[INSTRUCTIONS FOR THE TASK] Gather each line containing the string "Byrne" from these entries.

[SUPPLIED INFORMATION]
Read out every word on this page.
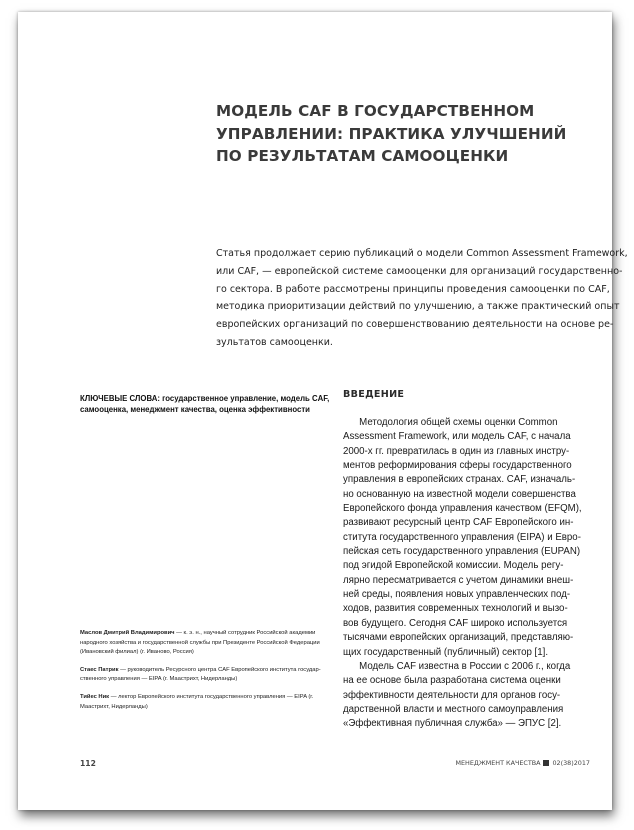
МОДЕЛЬ CAF В ГОСУДАРСТВЕННОМ
УПРАВЛЕНИИ: ПРАКТИКА УЛУЧШЕНИЙ
ПО РЕЗУЛЬТАТАМ САМООЦЕНКИ
Статья продолжает серию публикаций о модели Common Assessment Framework,
или CAF, — европейской системе самооценки для организаций государственно-
го сектора. В работе рассмотрены принципы проведения самооценки по CAF,
методика приоритизации действий по улучшению, а также практический опыт
европейских организаций по совершенствованию деятельности на основе ре-
зультатов самооценки.
КЛЮЧЕВЫЕ СЛОВА: государственное управление, модель CAF,
самооценка, менеджмент качества, оценка эффективности
ВВЕДЕНИЕ
Методология общей схемы оценки Common
Assessment Framework, или модель CAF, с начала
2000-х гг. превратилась в один из главных инстру-
ментов реформирования сферы государственного
управления в европейских странах. CAF, изначаль-
но основанную на известной модели совершенства
Европейского фонда управления качеством (EFQM),
развивают ресурсный центр CAF Европейского ин-
ститута государственного управления (EIPA) и Евро-
пейская сеть государственного управления (EUPAN)
под эгидой Европейской комиссии. Модель регу-
лярно пересматривается с учетом динамики внеш-
ней среды, появления новых управленческих под-
ходов, развития современных технологий и вызо-
вов будущего. Сегодня CAF широко используется
тысячами европейских организаций, представляю-
щих государственный (публичный) сектор [1].
Модель CAF известна в России с 2006 г., когда
на ее основе была разработана система оценки
эффективности деятельности для органов госу-
дарственной власти и местного самоуправления
«Эффективная публичная служба» — ЭПУС [2].
Маслов Дмитрий Владимирович — к. э. н., научный сотрудник Российской академии
народного хозяйства и государственной службы при Президенте Российской Федерации
(Ивановский филиал) (г. Иваново, Россия)
Стаес Патрик — руководитель Ресурсного центра CAF Европейского института государ-
ственного управления — EIPA (г. Маастрихт, Нидерланды)
Тийес Ник — лектор Европейского института государственного управления — EIPA (г.
Маастрихт, Нидерланды)
112	МЕНЕДЖМЕНТ КАЧЕСТВА 02(38)2017
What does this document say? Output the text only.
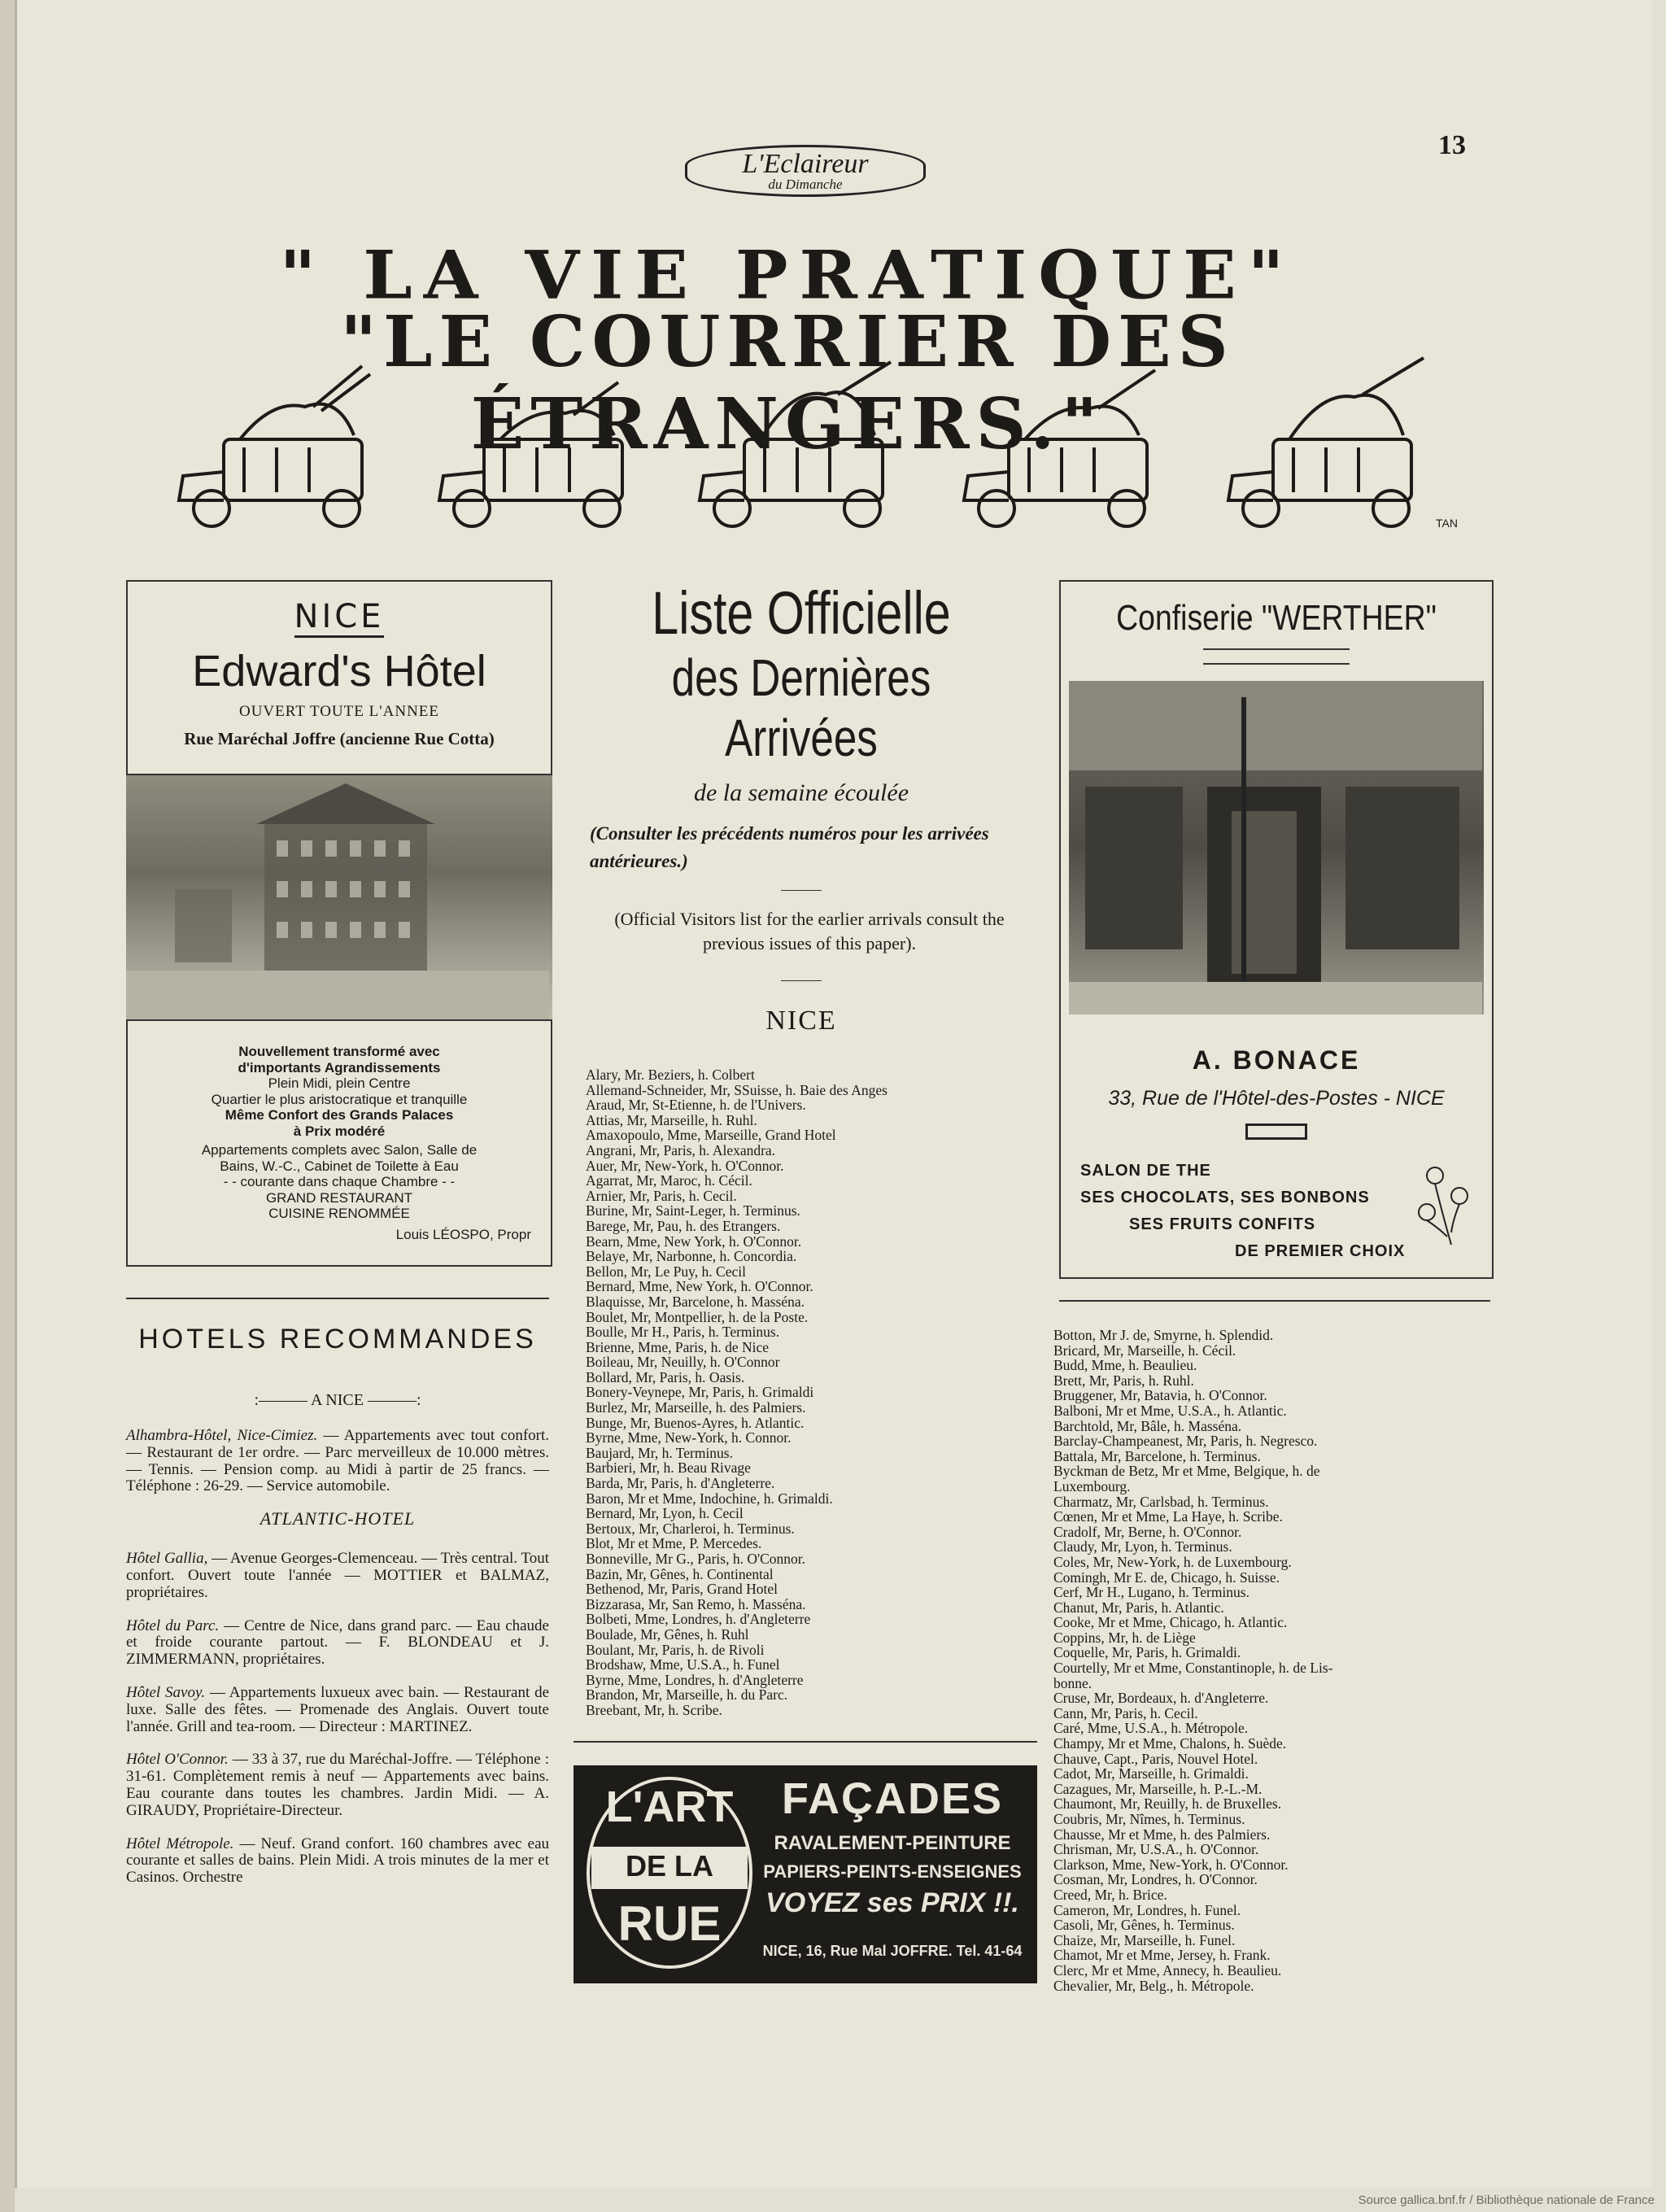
13
L'Eclaireur
du Dimanche
" LA VIE PRATIQUE"
"LE COURRIER DES ÉTRANGERS."
TAN
NICE
Edward's Hôtel
OUVERT TOUTE L'ANNEE
Rue Maréchal Joffre (ancienne Rue Cotta)
Nouvellement transformé avec
d'importants Agrandissements
Plein Midi, plein Centre
Quartier le plus aristocratique et tranquille
Même Confort des Grands Palaces
à Prix modéré
Appartements complets avec Salon, Salle de
Bains, W.-C., Cabinet de Toilette à Eau
- - courante dans chaque Chambre - -
GRAND RESTAURANT
CUISINE RENOMMÉE
Louis LÉOSPO, Propr
HOTELS RECOMMANDES
:——— A NICE ———:
Alhambra-Hôtel, Nice-Cimiez. — Appartements avec tout confort. — Restaurant de 1er ordre. — Parc merveilleux de 10.000 mètres. — Tennis. — Pension comp. au Midi à partir de 25 francs. — Téléphone : 26-29. — Service automobile.
ATLANTIC-HOTEL
Hôtel Gallia, — Avenue Georges-Clemenceau. — Très central. Tout confort. Ouvert toute l'année — MOTTIER et BALMAZ, propriétaires.
Hôtel du Parc. — Centre de Nice, dans grand parc. — Eau chaude et froide courante partout. — F. BLONDEAU et J. ZIMMERMANN, propriétaires.
Hôtel Savoy. — Appartements luxueux avec bain. — Restaurant de luxe. Salle des fêtes. — Promenade des Anglais. Ouvert toute l'année. Grill and tea-room. — Directeur : MARTINEZ.
Hôtel O'Connor. — 33 à 37, rue du Maréchal-Joffre. — Téléphone : 31-61. Complètement remis à neuf — Appartements avec bains. Eau courante dans toutes les chambres. Jardin Midi. — A. GIRAUDY, Propriétaire-Directeur.
Hôtel Métropole. — Neuf. Grand confort. 160 chambres avec eau courante et salles de bains. Plein Midi. A trois minutes de la mer et Casinos. Orchestre
Liste Officielle
des Dernières Arrivées
de la semaine écoulée
(Consulter les précédents numéros pour les arrivées antérieures.)
(Official Visitors list for the earlier arrivals consult the previous issues of this paper).
NICE
Alary, Mr. Beziers, h. Colbert
Allemand-Schneider, Mr, SSuisse, h. Baie des Anges
Araud, Mr, St-Etienne, h. de l'Univers.
Attias, Mr, Marseille, h. Ruhl.
Amaxopoulo, Mme, Marseille, Grand Hotel
Angrani, Mr, Paris, h. Alexandra.
Auer, Mr, New-York, h. O'Connor.
Agarrat, Mr, Maroc, h. Cécil.
Arnier, Mr, Paris, h. Cecil.
Burine, Mr, Saint-Leger, h. Terminus.
Barege, Mr, Pau, h. des Etrangers.
Bearn, Mme, New York, h. O'Connor.
Belaye, Mr, Narbonne, h. Concordia.
Bellon, Mr, Le Puy, h. Cecil
Bernard, Mme, New York, h. O'Connor.
Blaquisse, Mr, Barcelone, h. Masséna.
Boulet, Mr, Montpellier, h. de la Poste.
Boulle, Mr H., Paris, h. Terminus.
Brienne, Mme, Paris, h. de Nice
Boileau, Mr, Neuilly, h. O'Connor
Bollard, Mr, Paris, h. Oasis.
Bonery-Veynepe, Mr, Paris, h. Grimaldi
Burlez, Mr, Marseille, h. des Palmiers.
Bunge, Mr, Buenos-Ayres, h. Atlantic.
Byrne, Mme, New-York, h. Connor.
Baujard, Mr, h. Terminus.
Barbieri, Mr, h. Beau Rivage
Barda, Mr, Paris, h. d'Angleterre.
Baron, Mr et Mme, Indochine, h. Grimaldi.
Bernard, Mr, Lyon, h. Cecil
Bertoux, Mr, Charleroi, h. Terminus.
Blot, Mr et Mme, P. Mercedes.
Bonneville, Mr G., Paris, h. O'Connor.
Bazin, Mr, Gênes, h. Continental
Bethenod, Mr, Paris, Grand Hotel
Bizzarasa, Mr, San Remo, h. Masséna.
Bolbeti, Mme, Londres, h. d'Angleterre
Boulade, Mr, Gênes, h. Ruhl
Boulant, Mr, Paris, h. de Rivoli
Brodshaw, Mme, U.S.A., h. Funel
Byrne, Mme, Londres, h. d'Angleterre
Brandon, Mr, Marseille, h. du Parc.
Breebant, Mr, h. Scribe.
L'ART
DE LA
RUE
FAÇADES
RAVALEMENT-PEINTURE
PAPIERS-PEINTS-ENSEIGNES
VOYEZ ses PRIX !!.
NICE, 16, Rue Mal JOFFRE. Tel. 41-64
Confiserie "WERTHER"
A. BONACE
33, Rue de l'Hôtel-des-Postes - NICE
SALON DE THE
SES CHOCOLATS, SES BONBONS
SES FRUITS CONFITS
DE PREMIER CHOIX
Botton, Mr J. de, Smyrne, h. Splendid.
Bricard, Mr, Marseille, h. Cécil.
Budd, Mme, h. Beaulieu.
Brett, Mr, Paris, h. Ruhl.
Bruggener, Mr, Batavia, h. O'Connor.
Balboni, Mr et Mme, U.S.A., h. Atlantic.
Barchtold, Mr, Bâle, h. Masséna.
Barclay-Champeanest, Mr, Paris, h. Negresco.
Battala, Mr, Barcelone, h. Terminus.
Byckman de Betz, Mr et Mme, Belgique, h. de
Luxembourg.
Charmatz, Mr, Carlsbad, h. Terminus.
Cœnen, Mr et Mme, La Haye, h. Scribe.
Cradolf, Mr, Berne, h. O'Connor.
Claudy, Mr, Lyon, h. Terminus.
Coles, Mr, New-York, h. de Luxembourg.
Comingh, Mr E. de, Chicago, h. Suisse.
Cerf, Mr H., Lugano, h. Terminus.
Chanut, Mr, Paris, h. Atlantic.
Cooke, Mr et Mme, Chicago, h. Atlantic.
Coppins, Mr, h. de Liège
Coquelle, Mr, Paris, h. Grimaldi.
Courtelly, Mr et Mme, Constantinople, h. de Lis-
bonne.
Cruse, Mr, Bordeaux, h. d'Angleterre.
Cann, Mr, Paris, h. Cecil.
Caré, Mme, U.S.A., h. Métropole.
Champy, Mr et Mme, Chalons, h. Suède.
Chauve, Capt., Paris, Nouvel Hotel.
Cadot, Mr, Marseille, h. Grimaldi.
Cazagues, Mr, Marseille, h. P.-L.-M.
Chaumont, Mr, Reuilly, h. de Bruxelles.
Coubris, Mr, Nîmes, h. Terminus.
Chausse, Mr et Mme, h. des Palmiers.
Chrisman, Mr, U.S.A., h. O'Connor.
Clarkson, Mme, New-York, h. O'Connor.
Cosman, Mr, Londres, h. O'Connor.
Creed, Mr, h. Brice.
Cameron, Mr, Londres, h. Funel.
Casoli, Mr, Gênes, h. Terminus.
Chaize, Mr, Marseille, h. Funel.
Chamot, Mr et Mme, Jersey, h. Frank.
Clerc, Mr et Mme, Annecy, h. Beaulieu.
Chevalier, Mr, Belg., h. Métropole.
Source gallica.bnf.fr / Bibliothèque nationale de France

[FINAL RESULT]
Byrne, Mme, New-York, h. Connor.
Byrne, Mme, Londres, h. d'Angleterre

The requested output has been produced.